[start EXERCISE MATERIALS]

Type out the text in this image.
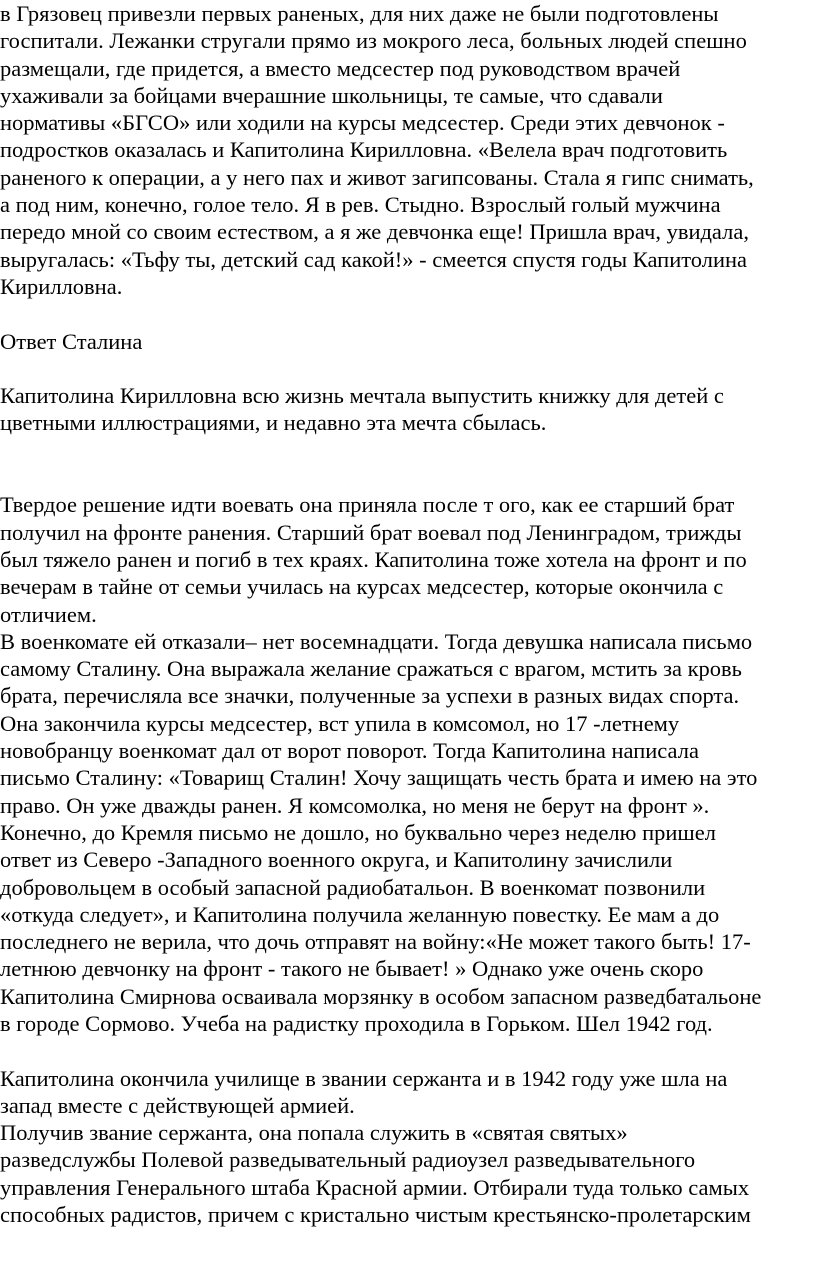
в Грязовец привезли первых раненых, для них даже не были подготовлены
госпитали. Лежанки стругали прямо из мокрого леса, больных людей спешно
размещали, где придется, а вместо медсестер под руководством врачей
ухаживали за бойцами вчерашние школьницы, те самые, что сдавали
нормативы «БГСО» или ходили на курсы медсестер. Среди этих девчонок -
подростков оказалась и Капитолина Кирилловна. «Велела врач подготовить
раненого к операции, а у него пах и живот загипсованы. Стала я гипс снимать,
а под ним, конечно, голое тело. Я в рев. Стыдно. Взрослый голый мужчина
передо мной со своим естеством, а я же девчонка еще! Пришла врач, увидала,
выругалась: «Тьфу ты, детский сад какой!» - смеется спустя годы Капитолина
Кирилловна.
Ответ Сталина
Капитолина Кирилловна всю жизнь мечтала выпустить книжку для детей с
цветными иллюстрациями, и недавно эта мечта сбылась.
Твердое решение идти воевать она приняла после т ого, как ее старший брат
получил на фронте ранения. Старший брат воевал под Ленинградом, трижды
был тяжело ранен и погиб в тех краях. Капитолина тоже хотела на фронт и по
вечерам в тайне от семьи училась на курсах медсестер, которые окончила с
отличием.
В военкомате ей отказали– нет восемнадцати. Тогда девушка написала письмо
самому Сталину. Она выражала желание сражаться с врагом, мстить за кровь
брата, перечисляла все значки, полученные за успехи в разных видах спорта.
Она закончила курсы медсестер, вст упила в комсомол, но 17 -летнему
новобранцу военкомат дал от ворот поворот. Тогда Капитолина написала
письмо Сталину: «Товарищ Сталин! Хочу защищать честь брата и имею на это
право. Он уже дважды ранен. Я комсомолка, но меня не берут на фронт ».
Конечно, до Кремля письмо не дошло, но буквально через неделю пришел
ответ из Северо -Западного военного округа, и Капитолину зачислили
добровольцем в особый запасной радиобатальон. В военкомат позвонили
«откуда следует», и Капитолина получила желанную повестку. Ее мам а до
последнего не верила, что дочь отправят на войну:«Не может такого быть! 17-
летнюю девчонку на фронт - такого не бывает! » Однако уже очень скоро
Капитолина Смирнова осваивала морзянку в особом запасном разведбатальоне
в городе Сормово. Учеба на радистку проходила в Горьком. Шел 1942 год.
Капитолина окончила училище в звании сержанта и в 1942 году уже шла на
запад вместе с действующей армией.
Получив звание сержанта, она попала служить в «святая святых»
разведслужбы Полевой разведывательный радиоузел разведывательного
управления Генерального штаба Красной армии. Отбирали туда только самых
способных радистов, причем с кристально чистым крестьянско-пролетарским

[end EXERCISE MATERIALS]

**PROBLEM STATEMENT:**
Repeat every record above exactly, but leave out any pictures.

**WORKED SOLUTION:**
Type out the text in this image.
в Грязовец привезли первых раненых, для них даже не были подготовлены
госпитали. Лежанки стругали прямо из мокрого леса, больных людей спешно
размещали, где придется, а вместо медсестер под руководством врачей
ухаживали за бойцами вчерашние школьницы, те самые, что сдавали
нормативы «БГСО» или ходили на курсы медсестер. Среди этих девчонок -
подростков оказалась и Капитолина Кирилловна. «Велела врач подготовить
раненого к операции, а у него пах и живот загипсованы. Стала я гипс снимать,
а под ним, конечно, голое тело. Я в рев. Стыдно. Взрослый голый мужчина
передо мной со своим естеством, а я же девчонка еще! Пришла врач, увидала,
выругалась: «Тьфу ты, детский сад какой!» - смеется спустя годы Капитолина
Кирилловна.
Ответ Сталина
Капитолина Кирилловна всю жизнь мечтала выпустить книжку для детей с
цветными иллюстрациями, и недавно эта мечта сбылась.
Твердое решение идти воевать она приняла после т ого, как ее старший брат
получил на фронте ранения. Старший брат воевал под Ленинградом, трижды
был тяжело ранен и погиб в тех краях. Капитолина тоже хотела на фронт и по
вечерам в тайне от семьи училась на курсах медсестер, которые окончила с
отличием.
В военкомате ей отказали– нет восемнадцати. Тогда девушка написала письмо
самому Сталину. Она выражала желание сражаться с врагом, мстить за кровь
брата, перечисляла все значки, полученные за успехи в разных видах спорта.
Она закончила курсы медсестер, вст упила в комсомол, но 17 -летнему
новобранцу военкомат дал от ворот поворот. Тогда Капитолина написала
письмо Сталину: «Товарищ Сталин! Хочу защищать честь брата и имею на это
право. Он уже дважды ранен. Я комсомолка, но меня не берут на фронт ».
Конечно, до Кремля письмо не дошло, но буквально через неделю пришел
ответ из Северо -Западного военного округа, и Капитолину зачислили
добровольцем в особый запасной радиобатальон. В военкомат позвонили
«откуда следует», и Капитолина получила желанную повестку. Ее мам а до
последнего не верила, что дочь отправят на войну:«Не может такого быть! 17-
летнюю девчонку на фронт - такого не бывает! » Однако уже очень скоро
Капитолина Смирнова осваивала морзянку в особом запасном разведбатальоне
в городе Сормово. Учеба на радистку проходила в Горьком. Шел 1942 год.
Капитолина окончила училище в звании сержанта и в 1942 году уже шла на
запад вместе с действующей армией.
Получив звание сержанта, она попала служить в «святая святых»
разведслужбы Полевой разведывательный радиоузел разведывательного
управления Генерального штаба Красной армии. Отбирали туда только самых
способных радистов, причем с кристально чистым крестьянско-пролетарским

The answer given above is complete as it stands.